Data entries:

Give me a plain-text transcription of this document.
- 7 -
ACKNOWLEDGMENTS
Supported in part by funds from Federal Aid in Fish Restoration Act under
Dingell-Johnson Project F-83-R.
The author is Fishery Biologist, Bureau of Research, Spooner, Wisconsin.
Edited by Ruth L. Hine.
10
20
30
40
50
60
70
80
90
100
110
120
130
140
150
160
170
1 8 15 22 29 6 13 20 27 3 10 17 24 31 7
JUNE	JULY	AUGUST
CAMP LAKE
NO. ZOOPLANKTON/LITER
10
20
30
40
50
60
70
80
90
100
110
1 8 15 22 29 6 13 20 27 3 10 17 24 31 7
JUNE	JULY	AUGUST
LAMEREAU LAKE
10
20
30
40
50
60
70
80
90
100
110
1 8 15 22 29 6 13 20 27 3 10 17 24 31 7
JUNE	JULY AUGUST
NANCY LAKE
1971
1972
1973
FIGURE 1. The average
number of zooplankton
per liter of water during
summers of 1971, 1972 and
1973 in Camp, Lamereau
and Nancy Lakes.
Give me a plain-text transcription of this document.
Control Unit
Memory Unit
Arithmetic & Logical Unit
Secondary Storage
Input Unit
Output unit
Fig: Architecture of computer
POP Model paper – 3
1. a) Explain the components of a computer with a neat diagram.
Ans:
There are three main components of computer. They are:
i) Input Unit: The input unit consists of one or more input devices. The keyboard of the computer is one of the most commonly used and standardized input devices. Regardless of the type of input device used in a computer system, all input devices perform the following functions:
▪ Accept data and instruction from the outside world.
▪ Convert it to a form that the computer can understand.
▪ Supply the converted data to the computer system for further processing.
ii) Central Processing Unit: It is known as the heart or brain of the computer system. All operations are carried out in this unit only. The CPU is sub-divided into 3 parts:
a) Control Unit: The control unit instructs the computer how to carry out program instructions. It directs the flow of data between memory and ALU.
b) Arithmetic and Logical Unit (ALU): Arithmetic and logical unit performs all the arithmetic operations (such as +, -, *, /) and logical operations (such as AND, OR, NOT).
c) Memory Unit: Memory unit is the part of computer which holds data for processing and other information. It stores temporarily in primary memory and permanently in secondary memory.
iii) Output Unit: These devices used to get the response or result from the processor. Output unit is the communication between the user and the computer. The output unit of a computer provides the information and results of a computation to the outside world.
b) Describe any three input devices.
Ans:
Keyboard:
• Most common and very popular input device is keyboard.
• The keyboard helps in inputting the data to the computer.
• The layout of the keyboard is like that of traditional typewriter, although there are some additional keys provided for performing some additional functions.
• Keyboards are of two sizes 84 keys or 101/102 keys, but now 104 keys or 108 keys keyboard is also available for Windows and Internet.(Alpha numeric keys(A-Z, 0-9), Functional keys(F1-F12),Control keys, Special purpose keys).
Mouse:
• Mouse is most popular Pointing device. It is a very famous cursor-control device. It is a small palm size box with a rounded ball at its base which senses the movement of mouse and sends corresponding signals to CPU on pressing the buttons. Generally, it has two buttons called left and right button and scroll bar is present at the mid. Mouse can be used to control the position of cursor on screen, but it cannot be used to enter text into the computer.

* EXERCISE OBJECTIVE *
Nothing may be left out: return each entry exactly as it reads.

* THE RESPONSE *
Give me a plain-text transcription of this document.
- 7 -
ACKNOWLEDGMENTS
Supported in part by funds from Federal Aid in Fish Restoration Act under
Dingell-Johnson Project F-83-R.
The author is Fishery Biologist, Bureau of Research, Spooner, Wisconsin.
Edited by Ruth L. Hine.
10
20
30
40
50
60
70
80
90
100
110
120
130
140
150
160
170
1 8 15 22 29 6 13 20 27 3 10 17 24 31 7
JUNE	JULY	AUGUST
CAMP LAKE
NO. ZOOPLANKTON/LITER
10
20
30
40
50
60
70
80
90
100
110
1 8 15 22 29 6 13 20 27 3 10 17 24 31 7
JUNE	JULY	AUGUST
LAMEREAU LAKE
10
20
30
40
50
60
70
80
90
100
110
1 8 15 22 29 6 13 20 27 3 10 17 24 31 7
JUNE	JULY AUGUST
NANCY LAKE
1971
1972
1973
FIGURE 1. The average
number of zooplankton
per liter of water during
summers of 1971, 1972 and
1973 in Camp, Lamereau
and Nancy Lakes.
Give me a plain-text transcription of this document.
Control Unit
Memory Unit
Arithmetic & Logical Unit
Secondary Storage
Input Unit
Output unit
Fig: Architecture of computer
POP Model paper – 3
1. a) Explain the components of a computer with a neat diagram.
Ans:
There are three main components of computer. They are:
i) Input Unit: The input unit consists of one or more input devices. The keyboard of the computer is one of the most commonly used and standardized input devices. Regardless of the type of input device used in a computer system, all input devices perform the following functions:
▪ Accept data and instruction from the outside world.
▪ Convert it to a form that the computer can understand.
▪ Supply the converted data to the computer system for further processing.
ii) Central Processing Unit: It is known as the heart or brain of the computer system. All operations are carried out in this unit only. The CPU is sub-divided into 3 parts:
a) Control Unit: The control unit instructs the computer how to carry out program instructions. It directs the flow of data between memory and ALU.
b) Arithmetic and Logical Unit (ALU): Arithmetic and logical unit performs all the arithmetic operations (such as +, -, *, /) and logical operations (such as AND, OR, NOT).
c) Memory Unit: Memory unit is the part of computer which holds data for processing and other information. It stores temporarily in primary memory and permanently in secondary memory.
iii) Output Unit: These devices used to get the response or result from the processor. Output unit is the communication between the user and the computer. The output unit of a computer provides the information and results of a computation to the outside world.
b) Describe any three input devices.
Ans:
Keyboard:
• Most common and very popular input device is keyboard.
• The keyboard helps in inputting the data to the computer.
• The layout of the keyboard is like that of traditional typewriter, although there are some additional keys provided for performing some additional functions.
• Keyboards are of two sizes 84 keys or 101/102 keys, but now 104 keys or 108 keys keyboard is also available for Windows and Internet.(Alpha numeric keys(A-Z, 0-9), Functional keys(F1-F12),Control keys, Special purpose keys).
Mouse:
• Mouse is most popular Pointing device. It is a very famous cursor-control device. It is a small palm size box with a rounded ball at its base which senses the movement of mouse and sends corresponding signals to CPU on pressing the buttons. Generally, it has two buttons called left and right button and scroll bar is present at the mid. Mouse can be used to control the position of cursor on screen, but it cannot be used to enter text into the computer.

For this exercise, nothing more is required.